_What is asked_
Check every line of the material below for the string "much", and return the ones that have it.

-- start Data provided --

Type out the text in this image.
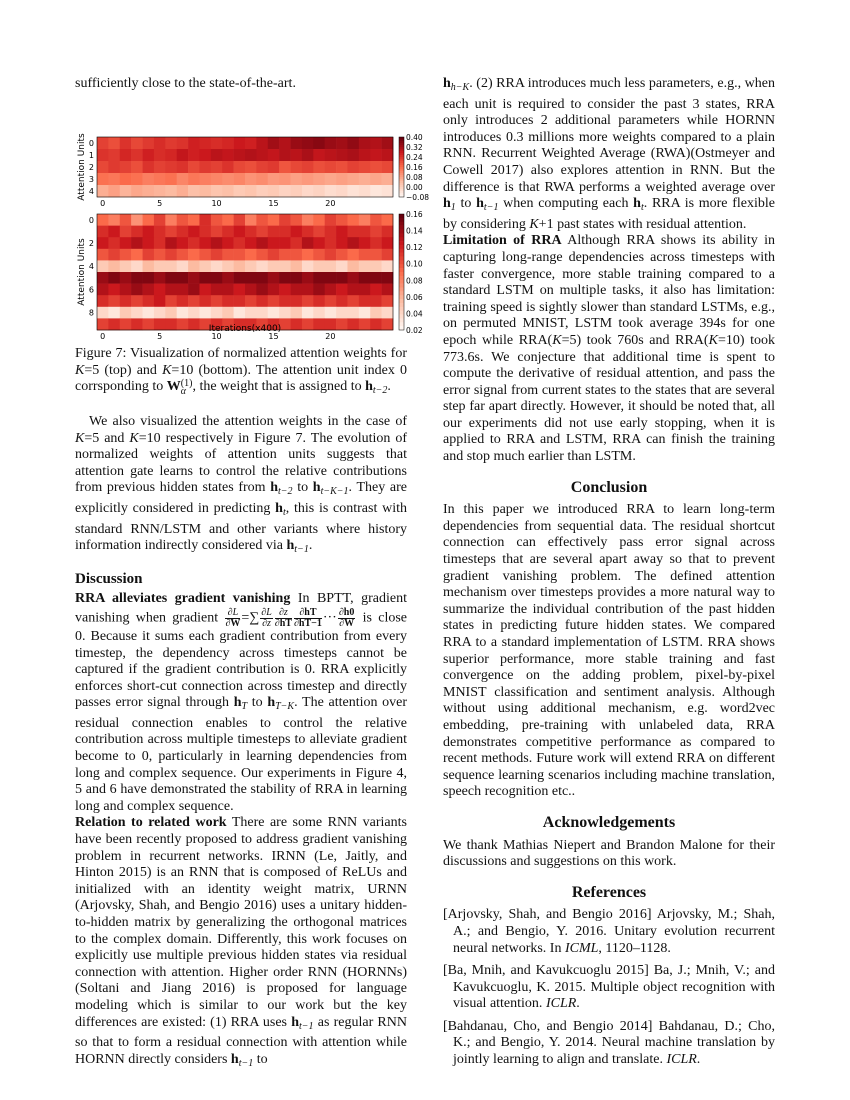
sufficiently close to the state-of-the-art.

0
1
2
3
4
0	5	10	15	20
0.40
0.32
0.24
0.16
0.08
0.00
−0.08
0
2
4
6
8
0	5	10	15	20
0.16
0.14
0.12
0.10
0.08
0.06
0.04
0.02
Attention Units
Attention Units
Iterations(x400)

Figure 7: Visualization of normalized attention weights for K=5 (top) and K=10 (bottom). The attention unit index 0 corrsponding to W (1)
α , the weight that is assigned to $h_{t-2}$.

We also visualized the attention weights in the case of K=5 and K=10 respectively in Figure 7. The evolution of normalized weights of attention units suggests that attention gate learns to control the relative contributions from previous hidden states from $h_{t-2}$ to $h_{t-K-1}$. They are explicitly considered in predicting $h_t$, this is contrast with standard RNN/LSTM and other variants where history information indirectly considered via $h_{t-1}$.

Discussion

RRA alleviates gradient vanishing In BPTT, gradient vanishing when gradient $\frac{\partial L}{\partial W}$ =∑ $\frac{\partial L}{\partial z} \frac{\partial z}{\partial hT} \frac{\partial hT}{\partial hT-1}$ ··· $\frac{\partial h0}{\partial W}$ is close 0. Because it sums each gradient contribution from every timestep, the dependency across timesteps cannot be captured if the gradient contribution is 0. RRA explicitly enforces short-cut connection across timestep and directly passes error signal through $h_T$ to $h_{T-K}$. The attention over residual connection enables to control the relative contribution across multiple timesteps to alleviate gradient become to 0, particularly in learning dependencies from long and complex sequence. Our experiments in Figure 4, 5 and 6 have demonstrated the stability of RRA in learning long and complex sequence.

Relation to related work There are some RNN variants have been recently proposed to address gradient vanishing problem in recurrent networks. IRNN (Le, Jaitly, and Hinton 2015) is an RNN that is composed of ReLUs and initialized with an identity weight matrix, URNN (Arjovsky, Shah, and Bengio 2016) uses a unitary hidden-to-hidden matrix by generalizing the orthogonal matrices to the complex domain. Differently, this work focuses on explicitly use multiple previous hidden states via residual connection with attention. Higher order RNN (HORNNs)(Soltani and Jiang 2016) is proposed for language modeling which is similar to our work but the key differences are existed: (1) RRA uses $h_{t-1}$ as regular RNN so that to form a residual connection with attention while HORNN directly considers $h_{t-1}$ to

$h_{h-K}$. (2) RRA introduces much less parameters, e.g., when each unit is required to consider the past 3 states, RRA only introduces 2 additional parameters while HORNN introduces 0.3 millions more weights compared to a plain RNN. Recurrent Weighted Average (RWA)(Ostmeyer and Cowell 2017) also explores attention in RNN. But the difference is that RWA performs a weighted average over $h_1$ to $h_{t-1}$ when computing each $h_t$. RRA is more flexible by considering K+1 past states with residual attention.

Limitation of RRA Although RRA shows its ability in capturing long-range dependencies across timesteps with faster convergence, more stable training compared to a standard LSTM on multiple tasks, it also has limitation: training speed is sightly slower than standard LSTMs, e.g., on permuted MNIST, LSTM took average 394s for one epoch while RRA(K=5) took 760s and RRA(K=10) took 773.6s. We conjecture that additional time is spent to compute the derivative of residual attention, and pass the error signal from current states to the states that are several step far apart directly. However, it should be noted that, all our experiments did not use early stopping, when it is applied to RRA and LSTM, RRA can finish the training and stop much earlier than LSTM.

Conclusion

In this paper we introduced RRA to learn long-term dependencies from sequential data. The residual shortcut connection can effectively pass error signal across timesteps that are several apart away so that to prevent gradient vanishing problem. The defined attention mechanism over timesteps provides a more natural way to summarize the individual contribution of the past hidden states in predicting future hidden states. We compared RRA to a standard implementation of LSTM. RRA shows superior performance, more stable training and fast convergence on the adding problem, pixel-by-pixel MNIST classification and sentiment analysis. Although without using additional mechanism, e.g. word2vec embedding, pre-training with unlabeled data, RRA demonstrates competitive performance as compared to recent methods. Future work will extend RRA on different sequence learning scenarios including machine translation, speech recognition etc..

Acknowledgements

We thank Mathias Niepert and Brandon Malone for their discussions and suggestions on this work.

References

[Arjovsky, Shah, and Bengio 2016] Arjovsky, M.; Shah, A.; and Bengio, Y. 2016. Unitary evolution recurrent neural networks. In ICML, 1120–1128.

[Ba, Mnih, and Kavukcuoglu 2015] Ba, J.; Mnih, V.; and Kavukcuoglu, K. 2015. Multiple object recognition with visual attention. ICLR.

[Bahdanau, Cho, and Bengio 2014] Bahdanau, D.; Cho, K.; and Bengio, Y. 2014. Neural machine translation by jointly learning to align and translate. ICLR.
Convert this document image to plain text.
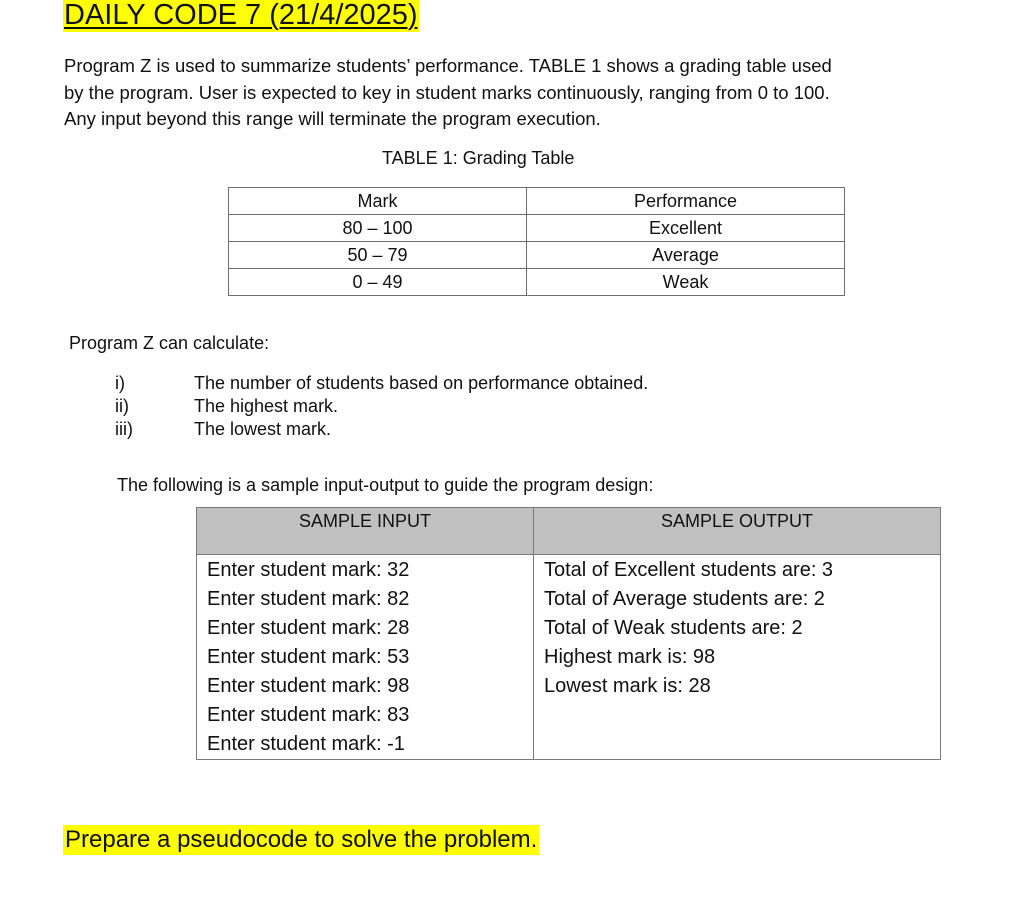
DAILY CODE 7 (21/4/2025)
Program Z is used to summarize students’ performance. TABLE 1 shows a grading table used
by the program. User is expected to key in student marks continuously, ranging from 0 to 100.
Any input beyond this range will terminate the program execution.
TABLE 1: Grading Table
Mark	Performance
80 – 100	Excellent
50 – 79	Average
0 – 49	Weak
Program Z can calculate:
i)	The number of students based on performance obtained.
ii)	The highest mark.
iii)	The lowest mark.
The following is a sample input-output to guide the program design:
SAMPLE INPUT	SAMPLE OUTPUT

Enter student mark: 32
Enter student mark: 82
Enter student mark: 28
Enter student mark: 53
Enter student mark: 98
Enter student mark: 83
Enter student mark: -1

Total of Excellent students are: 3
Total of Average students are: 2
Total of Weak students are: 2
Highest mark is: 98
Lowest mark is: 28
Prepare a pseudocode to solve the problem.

-- end Data provided --

_Task response_
$h_{h-K}$. (2) RRA introduces much less parameters, e.g., when each unit is required to consider the past 3 states, RRA only introduces 2 additional parameters while HORNN introduces 0.3 millions more weights compared to a plain RNN. Recurrent Weighted Average (RWA)(Ostmeyer and Cowell 2017) also explores attention in RNN. But the difference is that RWA performs a weighted average over $h_1$ to $h_{t-1}$ when computing each $h_t$. RRA is more flexible by considering K+1 past states with residual attention.
Limitation of RRA Although RRA shows its ability in capturing long-range dependencies across timesteps with faster convergence, more stable training compared to a standard LSTM on multiple tasks, it also has limitation: training speed is sightly slower than standard LSTMs, e.g., on permuted MNIST, LSTM took average 394s for one epoch while RRA(K=5) took 760s and RRA(K=10) took 773.6s. We conjecture that additional time is spent to compute the derivative of residual attention, and pass the error signal from current states to the states that are several step far apart directly. However, it should be noted that, all our experiments did not use early stopping, when it is applied to RRA and LSTM, RRA can finish the training and stop much earlier than LSTM.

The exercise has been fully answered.